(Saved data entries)
++++++++

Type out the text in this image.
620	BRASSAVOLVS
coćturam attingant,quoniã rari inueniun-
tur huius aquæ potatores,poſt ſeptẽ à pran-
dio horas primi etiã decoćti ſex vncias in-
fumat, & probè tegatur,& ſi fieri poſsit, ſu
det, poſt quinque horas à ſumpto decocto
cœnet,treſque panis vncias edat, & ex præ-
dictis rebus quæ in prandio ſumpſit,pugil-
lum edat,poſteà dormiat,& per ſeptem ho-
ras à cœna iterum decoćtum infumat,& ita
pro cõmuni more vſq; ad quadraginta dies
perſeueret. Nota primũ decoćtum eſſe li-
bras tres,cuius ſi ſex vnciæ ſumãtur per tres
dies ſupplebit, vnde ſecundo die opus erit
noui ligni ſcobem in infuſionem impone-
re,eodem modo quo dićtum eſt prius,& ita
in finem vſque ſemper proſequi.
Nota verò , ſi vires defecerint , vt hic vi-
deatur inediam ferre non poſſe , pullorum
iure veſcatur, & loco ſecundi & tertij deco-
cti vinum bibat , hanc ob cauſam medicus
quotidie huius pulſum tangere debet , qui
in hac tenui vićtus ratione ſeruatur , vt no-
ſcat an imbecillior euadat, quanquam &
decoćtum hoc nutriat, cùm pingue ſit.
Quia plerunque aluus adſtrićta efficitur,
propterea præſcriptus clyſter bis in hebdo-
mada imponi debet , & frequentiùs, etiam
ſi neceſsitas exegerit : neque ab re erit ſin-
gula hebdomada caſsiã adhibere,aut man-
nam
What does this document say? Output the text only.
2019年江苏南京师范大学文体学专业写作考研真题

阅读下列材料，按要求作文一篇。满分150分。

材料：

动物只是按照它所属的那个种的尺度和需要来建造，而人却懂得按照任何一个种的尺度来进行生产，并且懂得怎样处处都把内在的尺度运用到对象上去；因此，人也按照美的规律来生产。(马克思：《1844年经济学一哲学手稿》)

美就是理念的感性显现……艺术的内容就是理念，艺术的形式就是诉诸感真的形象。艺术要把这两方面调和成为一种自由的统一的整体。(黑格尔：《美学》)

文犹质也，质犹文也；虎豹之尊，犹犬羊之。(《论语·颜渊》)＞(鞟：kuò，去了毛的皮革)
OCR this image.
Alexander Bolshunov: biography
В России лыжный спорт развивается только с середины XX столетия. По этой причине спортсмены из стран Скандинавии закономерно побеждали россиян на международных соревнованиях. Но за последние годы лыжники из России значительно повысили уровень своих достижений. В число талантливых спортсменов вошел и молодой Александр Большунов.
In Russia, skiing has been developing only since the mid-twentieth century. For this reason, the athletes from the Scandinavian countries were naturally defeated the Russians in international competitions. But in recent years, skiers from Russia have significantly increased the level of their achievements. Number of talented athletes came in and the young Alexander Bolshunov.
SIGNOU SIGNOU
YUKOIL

++++++++

Problem statement:
Write out the data exactly as it stands.

Output below:
Type out the text in this image.
620	BRASSAVOLVS
coćturam attingant,quoniã rari inueniun-
tur huius aquæ potatores,poſt ſeptẽ à pran-
dio horas primi etiã decoćti ſex vncias in-
fumat, & probè tegatur,& ſi fieri poſsit, ſu
det, poſt quinque horas à ſumpto decocto
cœnet,treſque panis vncias edat, & ex præ-
dictis rebus quæ in prandio ſumpſit,pugil-
lum edat,poſteà dormiat,& per ſeptem ho-
ras à cœna iterum decoćtum infumat,& ita
pro cõmuni more vſq; ad quadraginta dies
perſeueret. Nota primũ decoćtum eſſe li-
bras tres,cuius ſi ſex vnciæ ſumãtur per tres
dies ſupplebit, vnde ſecundo die opus erit
noui ligni ſcobem in infuſionem impone-
re,eodem modo quo dićtum eſt prius,& ita
in finem vſque ſemper proſequi.
Nota verò , ſi vires defecerint , vt hic vi-
deatur inediam ferre non poſſe , pullorum
iure veſcatur, & loco ſecundi & tertij deco-
cti vinum bibat , hanc ob cauſam medicus
quotidie huius pulſum tangere debet , qui
in hac tenui vićtus ratione ſeruatur , vt no-
ſcat an imbecillior euadat, quanquam &
decoćtum hoc nutriat, cùm pingue ſit.
Quia plerunque aluus adſtrićta efficitur,
propterea præſcriptus clyſter bis in hebdo-
mada imponi debet , & frequentiùs, etiam
ſi neceſsitas exegerit : neque ab re erit ſin-
gula hebdomada caſsiã adhibere,aut man-
nam
What does this document say? Output the text only.
2019年江苏南京师范大学文体学专业写作考研真题

阅读下列材料，按要求作文一篇。满分150分。

材料：

动物只是按照它所属的那个种的尺度和需要来建造，而人却懂得按照任何一个种的尺度来进行生产，并且懂得怎样处处都把内在的尺度运用到对象上去；因此，人也按照美的规律来生产。(马克思：《1844年经济学一哲学手稿》)

美就是理念的感性显现……艺术的内容就是理念，艺术的形式就是诉诸感真的形象。艺术要把这两方面调和成为一种自由的统一的整体。(黑格尔：《美学》)

文犹质也，质犹文也；虎豹之尊，犹犬羊之。(《论语·颜渊》)＞(鞟：kuò，去了毛的皮革)
OCR this image.
Alexander Bolshunov: biography
В России лыжный спорт развивается только с середины XX столетия. По этой причине спортсмены из стран Скандинавии закономерно побеждали россиян на международных соревнованиях. Но за последние годы лыжники из России значительно повысили уровень своих достижений. В число талантливых спортсменов вошел и молодой Александр Большунов.
In Russia, skiing has been developing only since the mid-twentieth century. For this reason, the athletes from the Scandinavian countries were naturally defeated the Russians in international competitions. But in recent years, skiers from Russia have significantly increased the level of their achievements. Number of talented athletes came in and the young Alexander Bolshunov.
SIGNOU SIGNOU
YUKOIL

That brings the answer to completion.